[START OF Stored data]

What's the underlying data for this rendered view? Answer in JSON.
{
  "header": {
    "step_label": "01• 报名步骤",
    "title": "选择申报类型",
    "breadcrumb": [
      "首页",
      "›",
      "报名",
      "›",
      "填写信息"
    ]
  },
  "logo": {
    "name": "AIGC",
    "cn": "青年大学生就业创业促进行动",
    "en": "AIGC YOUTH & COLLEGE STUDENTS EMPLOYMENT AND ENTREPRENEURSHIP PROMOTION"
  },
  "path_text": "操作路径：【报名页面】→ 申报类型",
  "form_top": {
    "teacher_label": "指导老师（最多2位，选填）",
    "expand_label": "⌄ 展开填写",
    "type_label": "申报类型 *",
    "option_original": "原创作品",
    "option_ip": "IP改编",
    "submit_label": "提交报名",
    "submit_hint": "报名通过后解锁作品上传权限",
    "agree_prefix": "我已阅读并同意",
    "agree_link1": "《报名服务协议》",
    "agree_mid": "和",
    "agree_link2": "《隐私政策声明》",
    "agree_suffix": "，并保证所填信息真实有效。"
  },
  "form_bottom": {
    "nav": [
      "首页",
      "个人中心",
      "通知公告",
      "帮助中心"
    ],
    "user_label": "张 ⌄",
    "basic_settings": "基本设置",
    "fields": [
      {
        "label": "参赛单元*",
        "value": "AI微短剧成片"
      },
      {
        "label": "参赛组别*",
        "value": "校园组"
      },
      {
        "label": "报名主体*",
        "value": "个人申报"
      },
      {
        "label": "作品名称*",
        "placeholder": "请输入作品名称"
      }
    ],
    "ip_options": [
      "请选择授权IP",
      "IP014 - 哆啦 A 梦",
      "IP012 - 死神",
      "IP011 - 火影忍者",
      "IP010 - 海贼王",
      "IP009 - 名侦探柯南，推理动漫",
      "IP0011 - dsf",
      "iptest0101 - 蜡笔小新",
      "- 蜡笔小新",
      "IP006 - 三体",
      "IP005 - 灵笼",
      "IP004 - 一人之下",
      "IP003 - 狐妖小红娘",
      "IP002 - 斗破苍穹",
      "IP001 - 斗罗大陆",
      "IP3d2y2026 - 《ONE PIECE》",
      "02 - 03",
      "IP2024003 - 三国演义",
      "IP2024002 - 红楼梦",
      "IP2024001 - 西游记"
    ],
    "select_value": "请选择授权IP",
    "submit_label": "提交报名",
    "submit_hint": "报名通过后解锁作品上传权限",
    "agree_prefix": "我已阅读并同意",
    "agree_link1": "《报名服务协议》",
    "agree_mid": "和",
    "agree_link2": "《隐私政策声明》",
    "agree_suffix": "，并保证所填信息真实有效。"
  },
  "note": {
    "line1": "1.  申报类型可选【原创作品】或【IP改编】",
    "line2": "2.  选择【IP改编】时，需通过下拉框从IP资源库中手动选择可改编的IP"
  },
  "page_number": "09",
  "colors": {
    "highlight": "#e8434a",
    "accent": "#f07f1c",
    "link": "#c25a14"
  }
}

[END OF Stored data]

▶ **Problem description**
Exactly how many lines contain "IP改编"? State the number and nothing else.

▶ **Solution to this problem**
3